▸ Supplied text
· · ·

# Anonymize data for figure 1

The original data used for plots are organized such that each row represents an editor and a comparable author. But since the dataframe contains identifying information of editors such as paper count, citation count, rank of first affiliation etc. that, once combined, may be able to identify an editor, we remove the ID of each row and shuffles data within each group of Year0 and field-of-study, such that you can no longer identify scientists from the data we use, while preserving the overall distribution of attributes of the population.

This notebook is only to show the steps taken to anonymize the data and **cannot be executed**.

In [1]:
import pandas as pd
import numpy as np

In [2]:
%%time
fields = (
    pd.read_csv('../data/supplementary/AllFields.csv', sep='\t',
                dtype={'Discipline':str, 'FieldOfStudyId':int})
    .rename(columns={'FieldOfStudyId':'Parent'})
)

author_field = (
    pd.read_csv('/scratch/fl1092/capstone/conflated/AuthorEraDisp.csv',
            sep='\t', usecols=['NewAuthorId', 'Parent'], dtype={'NewAuthorId':int, 'Parent':int})
    
    .merge(fields, on=['Parent'])
    .drop('Parent', axis=1)
)
print(author_field.shape)

(116959592, 2)
CPU times: user 26.1 s, sys: 8 s, total: 34.1 s
Wall time: 34.4 s


In [3]:
stats = pd.read_csv('/scratch/fl1092/capstone/temp/Figure1AllAuthors.csv', sep='\t',
                   usecols=['NewAuthorId','Yfp','Aylp','Parent','EditorsNewId','issn','Year0','Eylp',
                            'APriorPaperCount','EPriorPaperCount','APriorCitationCount','EPriorCitationCount',
                           'AHindex','EHindex','Arank','Erank','AColabCount','EColabCount'],
                   dtype={'NewAuthorId':int,'Yfp':int,'Aylp':int,'Parent':int,'EditorsNewId':int,'issn':str,
                            'Year0':int,'Eylp':int,'APriorPaperCount':int,'EPriorPaperCount':int,
                            'APriorCitationCount':int,'EPriorCitationCount':int, 'AHindex':int, 'EHindex':int,
                         'Arank':int,'Erank':int,'AColabCount':int,'EColabCount':int})

· · ·

▸ Data records
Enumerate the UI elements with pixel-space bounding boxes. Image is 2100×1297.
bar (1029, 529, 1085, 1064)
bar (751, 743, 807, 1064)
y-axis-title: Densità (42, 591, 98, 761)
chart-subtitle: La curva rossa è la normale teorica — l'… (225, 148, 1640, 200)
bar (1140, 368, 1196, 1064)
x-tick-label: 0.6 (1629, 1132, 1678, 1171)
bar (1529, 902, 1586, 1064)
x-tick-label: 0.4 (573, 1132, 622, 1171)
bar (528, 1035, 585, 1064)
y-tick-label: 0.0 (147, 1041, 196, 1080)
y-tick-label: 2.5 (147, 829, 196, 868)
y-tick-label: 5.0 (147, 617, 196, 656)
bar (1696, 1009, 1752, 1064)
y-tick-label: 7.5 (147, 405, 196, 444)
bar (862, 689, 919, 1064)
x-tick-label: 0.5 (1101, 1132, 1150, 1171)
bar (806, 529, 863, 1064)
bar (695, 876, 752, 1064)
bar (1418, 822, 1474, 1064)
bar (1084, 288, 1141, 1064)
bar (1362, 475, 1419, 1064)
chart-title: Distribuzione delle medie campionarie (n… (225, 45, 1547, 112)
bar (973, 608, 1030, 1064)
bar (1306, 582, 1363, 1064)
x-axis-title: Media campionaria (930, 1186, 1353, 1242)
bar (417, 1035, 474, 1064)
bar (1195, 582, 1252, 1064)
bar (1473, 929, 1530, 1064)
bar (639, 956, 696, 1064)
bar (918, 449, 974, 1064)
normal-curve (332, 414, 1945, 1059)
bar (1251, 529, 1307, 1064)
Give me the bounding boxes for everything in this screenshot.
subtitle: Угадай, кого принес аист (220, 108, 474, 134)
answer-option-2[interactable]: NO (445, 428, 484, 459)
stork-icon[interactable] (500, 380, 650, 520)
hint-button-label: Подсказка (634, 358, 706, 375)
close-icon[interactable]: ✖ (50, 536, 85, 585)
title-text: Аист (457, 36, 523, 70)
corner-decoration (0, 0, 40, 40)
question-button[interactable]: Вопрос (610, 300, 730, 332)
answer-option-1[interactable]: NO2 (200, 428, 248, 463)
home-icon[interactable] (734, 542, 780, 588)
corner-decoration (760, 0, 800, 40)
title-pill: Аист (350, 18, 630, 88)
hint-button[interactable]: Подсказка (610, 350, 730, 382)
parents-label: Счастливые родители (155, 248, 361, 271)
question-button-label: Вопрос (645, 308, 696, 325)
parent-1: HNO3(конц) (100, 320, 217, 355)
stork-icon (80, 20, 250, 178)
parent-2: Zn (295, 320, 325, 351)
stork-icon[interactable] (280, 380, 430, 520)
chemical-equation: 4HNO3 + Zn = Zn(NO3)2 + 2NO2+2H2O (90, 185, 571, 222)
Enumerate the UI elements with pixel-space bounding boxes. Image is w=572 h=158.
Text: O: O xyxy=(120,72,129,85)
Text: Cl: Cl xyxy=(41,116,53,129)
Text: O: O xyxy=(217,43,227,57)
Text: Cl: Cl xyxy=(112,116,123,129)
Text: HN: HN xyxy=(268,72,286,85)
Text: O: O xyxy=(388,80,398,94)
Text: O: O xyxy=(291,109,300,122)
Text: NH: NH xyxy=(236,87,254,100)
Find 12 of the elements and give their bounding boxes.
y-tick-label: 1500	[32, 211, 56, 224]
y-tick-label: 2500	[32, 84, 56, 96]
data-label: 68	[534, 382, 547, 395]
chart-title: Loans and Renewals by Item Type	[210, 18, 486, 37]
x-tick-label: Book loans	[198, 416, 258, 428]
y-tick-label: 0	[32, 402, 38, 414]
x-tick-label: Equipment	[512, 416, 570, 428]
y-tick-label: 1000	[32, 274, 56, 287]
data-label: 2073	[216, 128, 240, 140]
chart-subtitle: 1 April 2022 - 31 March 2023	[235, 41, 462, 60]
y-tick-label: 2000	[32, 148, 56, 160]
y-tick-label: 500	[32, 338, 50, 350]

· · ·

▸ Your tasks
• a. In the notebook on anonymizing the figure 1 data, within which groups is the data shuffled?
• b. Carry the notebook on anonymizing the figure 1 data forward from its last line of code.

▸ Results by task
• a. Within each group of Year0 and field-of-study.

• b.
# whether the scientist is affiliated with top-100 institution or not
stats = stats.assign(ATop = stats.Arank <= 100)
stats = stats.assign(ETop = stats.Erank <= 100)

# only plot between 1980 and 2017
stats = stats[(stats.Year0 >= 1980) & (stats.Year0 <= 2017) ]

# plot the 15 fields
stats = stats.merge(fields, on=['Parent'])

stats = stats.assign(Age=stats.Year0-stats.Yfp+1)

estats = stats[['Parent', 'Yfp', 'Year0', 'EditorsNewId','issn','Age','Discipline',
                'EPriorPaperCount','EPriorCitationCount','EHindex','ETop','EColabCount']].drop_duplicates()

## calculate the mean values of all sampled authors for each editor
outcomes = ['APriorPaperCount', 'APriorCitationCount', 'AHindex', 'ATop', 'AColabCount']
astats = (
    stats.groupby(['EditorsNewId','issn','Parent','Year0','Discipline'])
    .agg({x: np.mean for x in outcomes}).reset_index()
)

In [4]:
%%time
stats = stats.merge(author_field.rename(columns={'Discipline':'AuthorField'}), on='NewAuthorId')
print(stats.shape)

(943089, 23)
CPU times: user 38.9 s, sys: 10.4 s, total: 49.3 s
Wall time: 49.6 s


In [5]:
outcomes = ['PriorPaperCount', 'PriorCitationCount', 'Hindex', 'Top', 'ColabCount']

In [6]:
# shuffle within each group of year0 and discipline
# such that the distribution over time and discipline is preserved
shuffled_estats = (
    estats[['Discipline', 'Parent', 'Year0', 'Age']]
    .sort_values(by=['Discipline','Parent','Year0','Age'])
    .reset_index(drop=True)
)
shuffled_astats = (
    astats[['Discipline', 'Parent', 'Year0']]
    .sort_values(by=['Discipline','Parent','Year0'])
    .reset_index(drop=True)
)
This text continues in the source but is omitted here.